*Data lines*
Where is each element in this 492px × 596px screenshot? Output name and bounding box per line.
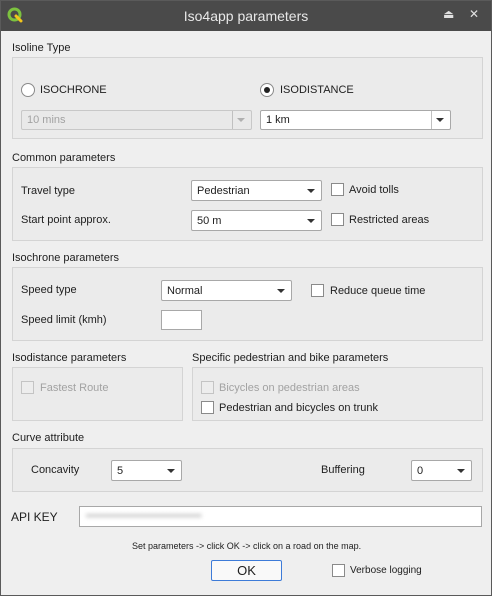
- api-key-label: API KEY: [11, 510, 58, 524]
- verbose-logging-checkbox[interactable]: [332, 564, 345, 577]
- dialog-window: Iso4app parameters ⏏ ✕ Isoline Type ISOC…: [0, 0, 492, 596]
- buffering-label: Buffering: [321, 464, 365, 476]
- verbose-logging-label: Verbose logging: [350, 565, 422, 576]
- isodistance-value-select[interactable]: 1 km: [260, 110, 451, 130]
- pedestrian-trunk-checkbox[interactable]: [201, 401, 214, 414]
- isochrone-time-select[interactable]: 10 mins: [21, 110, 252, 130]
- bicycles-pedestrian-label: Bicycles on pedestrian areas: [219, 382, 360, 394]
- minimize-button[interactable]: ⏏: [443, 7, 454, 21]
- chevron-down-icon: [277, 289, 285, 293]
- isochrone-parameters-group: [12, 267, 483, 341]
- speed-limit-input[interactable]: [161, 310, 202, 330]
- concavity-value: 5: [117, 465, 124, 477]
- concavity-label: Concavity: [31, 464, 80, 476]
- speed-type-value: Normal: [167, 285, 203, 297]
- isodistance-label: ISODISTANCE: [280, 84, 354, 96]
- concavity-select[interactable]: 5: [111, 460, 182, 481]
- close-button[interactable]: ✕: [469, 7, 479, 21]
- restricted-areas-checkbox[interactable]: [331, 213, 344, 226]
- avoid-tolls-checkbox[interactable]: [331, 183, 344, 196]
- isodistance-value: 1 km: [266, 114, 290, 126]
- reduce-queue-checkbox[interactable]: [311, 284, 324, 297]
- isodistance-parameters-group: [12, 367, 183, 421]
- isodistance-radio[interactable]: [260, 83, 274, 97]
- travel-type-value: Pedestrian: [197, 185, 250, 197]
- common-parameters-heading: Common parameters: [12, 152, 116, 164]
- isochrone-label: ISOCHRONE: [40, 84, 107, 96]
- chevron-down-icon: [307, 189, 315, 193]
- pedestrian-bike-heading: Specific pedestrian and bike parameters: [192, 352, 389, 364]
- travel-type-label: Travel type: [21, 185, 76, 197]
- api-key-input[interactable]: •••••••••••••••••••••••••••••••••: [79, 506, 482, 527]
- chevron-down-icon: [237, 118, 245, 122]
- chevron-down-icon: [436, 118, 444, 122]
- isochrone-time-value: 10 mins: [27, 114, 66, 126]
- pedestrian-trunk-label: Pedestrian and bicycles on trunk: [219, 402, 378, 414]
- fastest-route-label: Fastest Route: [40, 382, 109, 394]
- isochrone-radio[interactable]: [21, 83, 35, 97]
- chevron-down-icon: [457, 469, 465, 473]
- start-point-label: Start point approx.: [21, 214, 111, 226]
- chevron-down-icon: [307, 219, 315, 223]
- speed-limit-label: Speed limit (kmh): [21, 314, 107, 326]
- speed-type-label: Speed type: [21, 284, 77, 296]
- avoid-tolls-label: Avoid tolls: [349, 184, 399, 196]
- api-key-value: •••••••••••••••••••••••••••••••••: [86, 511, 202, 522]
- bicycles-pedestrian-checkbox[interactable]: [201, 381, 214, 394]
- buffering-select[interactable]: 0: [411, 460, 472, 481]
- buffering-value: 0: [417, 465, 424, 477]
- start-point-select[interactable]: 50 m: [191, 210, 322, 231]
- chevron-down-icon: [167, 469, 175, 473]
- travel-type-select[interactable]: Pedestrian: [191, 180, 322, 201]
- speed-type-select[interactable]: Normal: [161, 280, 292, 301]
- title-bar[interactable]: Iso4app parameters ⏏ ✕: [1, 1, 491, 31]
- isoline-type-heading: Isoline Type: [12, 42, 71, 54]
- start-point-value: 50 m: [197, 215, 222, 227]
- isodistance-parameters-heading: Isodistance parameters: [12, 352, 127, 364]
- window-title: Iso4app parameters: [183, 8, 309, 24]
- isochrone-parameters-heading: Isochrone parameters: [12, 252, 119, 264]
- ok-button[interactable]: OK: [211, 560, 282, 581]
- instruction-text: Set parameters -> click OK -> click on a…: [132, 541, 362, 551]
- curve-attribute-heading: Curve attribute: [12, 432, 85, 444]
- reduce-queue-label: Reduce queue time: [330, 285, 426, 297]
- restricted-areas-label: Restricted areas: [349, 214, 430, 226]
- fastest-route-checkbox[interactable]: [21, 381, 34, 394]
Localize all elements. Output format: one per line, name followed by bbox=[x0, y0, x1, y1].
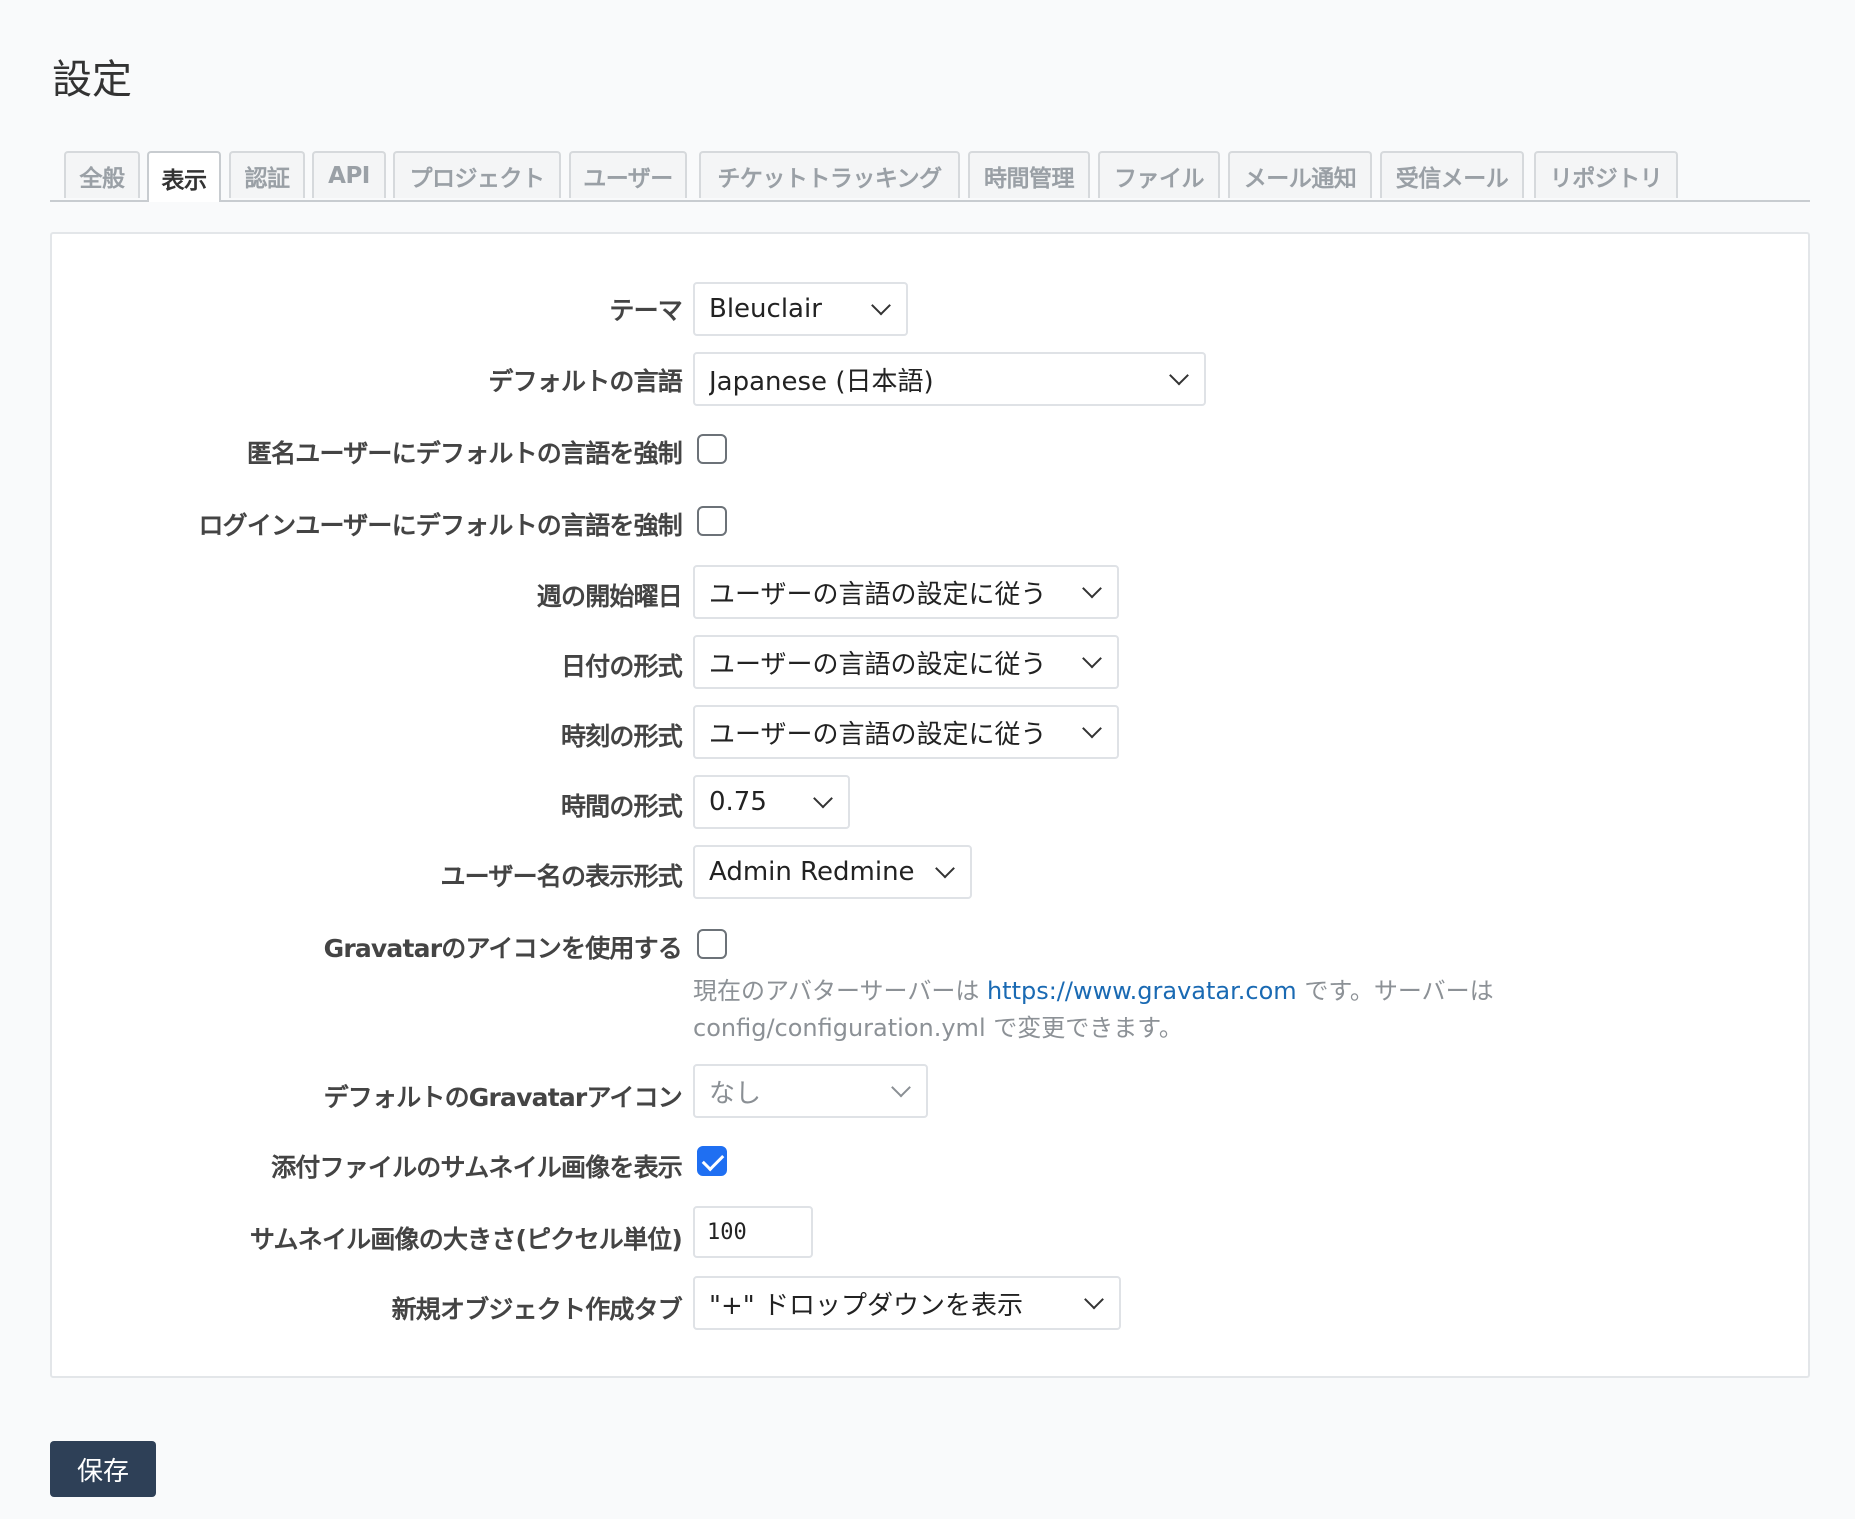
settings-tabs: 全般 表示 認証 API プロジェクト ユーザー チケットトラッキング 時間管理… bbox=[50, 150, 1810, 202]
start-of-week-label: 週の開始曜日 bbox=[536, 582, 683, 611]
chevron-down-icon bbox=[1082, 648, 1102, 669]
tab-files[interactable]: ファイル bbox=[1098, 151, 1220, 198]
chevron-down-icon bbox=[1082, 578, 1102, 599]
thumbnails-enabled-label: 添付ファイルのサムネイル画像を表示 bbox=[271, 1153, 683, 1182]
new-item-menu-tab-select-value: "+" ドロップダウンを表示 bbox=[709, 1290, 1023, 1321]
gravatar-default-select[interactable]: なし bbox=[693, 1064, 928, 1118]
chevron-down-icon bbox=[1084, 1289, 1104, 1310]
tab-api[interactable]: API bbox=[312, 151, 386, 198]
new-item-menu-tab-select[interactable]: "+" ドロップダウンを表示 bbox=[693, 1276, 1121, 1330]
default-language-select-value: Japanese (日本語) bbox=[709, 366, 934, 397]
thumbnails-enabled-checkbox[interactable] bbox=[697, 1146, 727, 1176]
chevron-down-icon bbox=[1169, 365, 1189, 386]
chevron-down-icon bbox=[1082, 718, 1102, 739]
tab-email-notifications[interactable]: メール通知 bbox=[1228, 151, 1372, 198]
page-title: 設定 bbox=[52, 57, 132, 103]
gravatar-enabled-label: Gravatarのアイコンを使用する bbox=[323, 934, 683, 963]
tab-projects[interactable]: プロジェクト bbox=[393, 151, 561, 198]
user-format-label: ユーザー名の表示形式 bbox=[440, 862, 682, 891]
tab-users[interactable]: ユーザー bbox=[569, 151, 687, 198]
theme-select-value: Bleuclair bbox=[709, 294, 822, 324]
timespan-format-select[interactable]: 0.75 bbox=[693, 775, 850, 829]
chevron-down-icon bbox=[891, 1077, 911, 1098]
thumbnails-size-input[interactable]: 100 bbox=[693, 1206, 813, 1258]
gravatar-default-select-value: なし bbox=[709, 1078, 762, 1109]
user-format-select-value: Admin Redmine bbox=[709, 857, 915, 887]
chevron-down-icon bbox=[813, 788, 833, 809]
force-default-language-anonymous-label: 匿名ユーザーにデフォルトの言語を強制 bbox=[246, 439, 683, 468]
default-language-select[interactable]: Japanese (日本語) bbox=[693, 352, 1206, 406]
time-format-select-value: ユーザーの言語の設定に従う bbox=[709, 719, 1047, 750]
theme-select[interactable]: Bleuclair bbox=[693, 282, 908, 336]
tab-authentication[interactable]: 認証 bbox=[229, 151, 305, 198]
thumbnails-size-label: サムネイル画像の大きさ(ピクセル単位) bbox=[249, 1225, 683, 1254]
tab-time-tracking[interactable]: 時間管理 bbox=[968, 151, 1090, 198]
force-default-language-logged-in-label: ログインユーザーにデフォルトの言語を強制 bbox=[198, 511, 682, 540]
gravatar-enabled-checkbox[interactable] bbox=[697, 929, 727, 959]
start-of-week-select-value: ユーザーの言語の設定に従う bbox=[709, 579, 1047, 610]
force-default-language-anonymous-checkbox[interactable] bbox=[697, 434, 727, 464]
gravatar-default-label: デフォルトのGravatarアイコン bbox=[323, 1083, 683, 1112]
new-item-menu-tab-label: 新規オブジェクト作成タブ bbox=[391, 1295, 683, 1324]
gravatar-hint-before: 現在のアバターサーバーは bbox=[693, 977, 987, 1005]
time-format-label: 時刻の形式 bbox=[560, 722, 683, 751]
tab-incoming-emails[interactable]: 受信メール bbox=[1380, 151, 1524, 198]
user-format-select[interactable]: Admin Redmine bbox=[693, 845, 972, 899]
tab-display[interactable]: 表示 bbox=[147, 151, 221, 202]
tab-general[interactable]: 全般 bbox=[64, 151, 140, 198]
tab-issue-tracking[interactable]: チケットトラッキング bbox=[699, 151, 960, 198]
default-language-label: デフォルトの言語 bbox=[488, 367, 682, 396]
date-format-select[interactable]: ユーザーの言語の設定に従う bbox=[693, 635, 1119, 689]
gravatar-hint: 現在のアバターサーバーは https://www.gravatar.com です… bbox=[693, 973, 1783, 1047]
start-of-week-select[interactable]: ユーザーの言語の設定に従う bbox=[693, 565, 1119, 619]
save-button[interactable]: 保存 bbox=[50, 1441, 156, 1497]
timespan-format-label: 時間の形式 bbox=[560, 792, 683, 821]
time-format-select[interactable]: ユーザーの言語の設定に従う bbox=[693, 705, 1119, 759]
tab-repositories[interactable]: リポジトリ bbox=[1534, 151, 1678, 198]
timespan-format-select-value: 0.75 bbox=[709, 787, 767, 817]
force-default-language-logged-in-checkbox[interactable] bbox=[697, 506, 727, 536]
date-format-label: 日付の形式 bbox=[560, 652, 683, 681]
date-format-select-value: ユーザーの言語の設定に従う bbox=[709, 649, 1047, 680]
chevron-down-icon bbox=[935, 858, 955, 879]
gravatar-server-link[interactable]: https://www.gravatar.com bbox=[987, 977, 1297, 1005]
chevron-down-icon bbox=[871, 295, 891, 316]
theme-label: テーマ bbox=[609, 296, 682, 325]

*Your instructions*
Return the lines from the one containing "- api-key-label: API KEY: [11, 510, 58, 524]" through the one containing "- chevron-down-icon: [307, 189, 315, 193]", exactly as they appear in the records, both included.

*Output for this exercise*
- api-key-label: API KEY: [11, 510, 58, 524]
- verbose-logging-checkbox[interactable]: [332, 564, 345, 577]
- dialog-window: Iso4app parameters ⏏ ✕ Isoline Type ISOC…: [0, 0, 492, 596]
- buffering-label: Buffering: [321, 464, 365, 476]
- verbose-logging-label: Verbose logging: [350, 565, 422, 576]
- isodistance-value-select[interactable]: 1 km: [260, 110, 451, 130]
- pedestrian-trunk-checkbox[interactable]: [201, 401, 214, 414]
- isochrone-time-select[interactable]: 10 mins: [21, 110, 252, 130]
- bicycles-pedestrian-label: Bicycles on pedestrian areas: [219, 382, 360, 394]
- minimize-button[interactable]: ⏏: [443, 7, 454, 21]
- chevron-down-icon: [277, 289, 285, 293]
- isochrone-parameters-group: [12, 267, 483, 341]
- speed-limit-input[interactable]: [161, 310, 202, 330]
- concavity-value: 5: [117, 465, 124, 477]
- concavity-label: Concavity: [31, 464, 80, 476]
- speed-type-value: Normal: [167, 285, 203, 297]
- isodistance-label: ISODISTANCE: [280, 84, 354, 96]
- concavity-select[interactable]: 5: [111, 460, 182, 481]
- close-button[interactable]: ✕: [469, 7, 479, 21]
- restricted-areas-checkbox[interactable]: [331, 213, 344, 226]
- avoid-tolls-checkbox[interactable]: [331, 183, 344, 196]
- isodistance-value: 1 km: [266, 114, 290, 126]
- reduce-queue-checkbox[interactable]: [311, 284, 324, 297]
- isodistance-parameters-group: [12, 367, 183, 421]
- isodistance-radio[interactable]: [260, 83, 274, 97]
- travel-type-value: Pedestrian: [197, 185, 250, 197]
- common-parameters-heading: Common parameters: [12, 152, 116, 164]
- isochrone-label: ISOCHRONE: [40, 84, 107, 96]
- chevron-down-icon: [307, 189, 315, 193]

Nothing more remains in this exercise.